◆ **WHAT IS NEEDED**: Filter the entries, keeping every line with the word "图片编辑助手".

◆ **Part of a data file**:
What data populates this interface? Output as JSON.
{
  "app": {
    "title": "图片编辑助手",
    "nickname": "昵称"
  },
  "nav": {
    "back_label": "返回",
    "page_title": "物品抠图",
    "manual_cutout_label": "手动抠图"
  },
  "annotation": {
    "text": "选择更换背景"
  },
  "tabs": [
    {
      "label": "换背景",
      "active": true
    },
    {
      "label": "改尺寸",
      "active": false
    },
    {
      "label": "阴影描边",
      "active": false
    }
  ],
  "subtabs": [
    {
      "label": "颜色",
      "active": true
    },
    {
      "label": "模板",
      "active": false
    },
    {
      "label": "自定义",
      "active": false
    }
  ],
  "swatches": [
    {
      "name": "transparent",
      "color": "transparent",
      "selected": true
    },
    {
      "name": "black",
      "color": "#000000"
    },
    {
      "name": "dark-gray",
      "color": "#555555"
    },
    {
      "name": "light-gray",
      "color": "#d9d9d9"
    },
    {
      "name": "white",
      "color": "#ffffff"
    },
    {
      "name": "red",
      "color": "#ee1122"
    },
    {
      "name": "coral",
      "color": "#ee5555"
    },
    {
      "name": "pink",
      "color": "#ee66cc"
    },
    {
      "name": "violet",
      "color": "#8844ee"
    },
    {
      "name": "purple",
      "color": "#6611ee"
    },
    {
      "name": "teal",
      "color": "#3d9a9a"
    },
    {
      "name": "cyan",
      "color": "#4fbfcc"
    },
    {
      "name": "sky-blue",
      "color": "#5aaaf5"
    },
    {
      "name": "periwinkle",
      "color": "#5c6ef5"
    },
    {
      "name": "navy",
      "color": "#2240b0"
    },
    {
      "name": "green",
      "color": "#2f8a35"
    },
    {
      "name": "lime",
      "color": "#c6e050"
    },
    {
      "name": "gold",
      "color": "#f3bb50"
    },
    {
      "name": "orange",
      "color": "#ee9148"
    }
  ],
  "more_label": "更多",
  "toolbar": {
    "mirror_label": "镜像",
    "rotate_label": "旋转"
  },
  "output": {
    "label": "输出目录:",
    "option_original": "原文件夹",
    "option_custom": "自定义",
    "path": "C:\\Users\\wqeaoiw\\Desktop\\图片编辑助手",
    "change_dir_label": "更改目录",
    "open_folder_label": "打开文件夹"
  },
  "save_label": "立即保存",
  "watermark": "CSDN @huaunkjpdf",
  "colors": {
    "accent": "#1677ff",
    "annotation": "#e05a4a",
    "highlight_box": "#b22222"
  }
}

◆ **SOLUTION TO THE PROBLEM**:
    "title": "图片编辑助手",
    "path": "C:\\Users\\wqeaoiw\\Desktop\\图片编辑助手",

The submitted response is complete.